**Work to complete:** Look at the entries below and reproduce them exactly.

........

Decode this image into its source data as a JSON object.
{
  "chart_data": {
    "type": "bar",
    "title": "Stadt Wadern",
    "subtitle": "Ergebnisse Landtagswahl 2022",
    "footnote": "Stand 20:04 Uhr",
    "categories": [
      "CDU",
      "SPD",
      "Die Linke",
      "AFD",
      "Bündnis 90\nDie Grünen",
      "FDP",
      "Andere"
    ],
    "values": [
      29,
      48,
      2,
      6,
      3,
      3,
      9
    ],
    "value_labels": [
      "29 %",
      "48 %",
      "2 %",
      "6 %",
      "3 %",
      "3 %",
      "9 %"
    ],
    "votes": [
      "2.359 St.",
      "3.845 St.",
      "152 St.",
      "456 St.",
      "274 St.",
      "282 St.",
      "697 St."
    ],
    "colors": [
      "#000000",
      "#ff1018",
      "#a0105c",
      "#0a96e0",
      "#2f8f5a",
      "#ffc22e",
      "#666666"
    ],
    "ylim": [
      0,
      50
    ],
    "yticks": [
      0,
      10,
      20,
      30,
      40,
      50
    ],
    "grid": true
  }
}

........

**Task result:**
Decode this image into its source data as a JSON object.
{
  "chart_data": {
    "type": "bar",
    "title": "Stadt Wadern",
    "subtitle": "Ergebnisse Landtagswahl 2022",
    "footnote": "Stand 20:04 Uhr",
    "categories": [
      "CDU",
      "SPD",
      "Die Linke",
      "AFD",
      "Bündnis 90\nDie Grünen",
      "FDP",
      "Andere"
    ],
    "values": [
      29,
      48,
      2,
      6,
      3,
      3,
      9
    ],
    "value_labels": [
      "29 %",
      "48 %",
      "2 %",
      "6 %",
      "3 %",
      "3 %",
      "9 %"
    ],
    "votes": [
      "2.359 St.",
      "3.845 St.",
      "152 St.",
      "456 St.",
      "274 St.",
      "282 St.",
      "697 St."
    ],
    "colors": [
      "#000000",
      "#ff1018",
      "#a0105c",
      "#0a96e0",
      "#2f8f5a",
      "#ffc22e",
      "#666666"
    ],
    "ylim": [
      0,
      50
    ],
    "yticks": [
      0,
      10,
      20,
      30,
      40,
      50
    ],
    "grid": true
  }
}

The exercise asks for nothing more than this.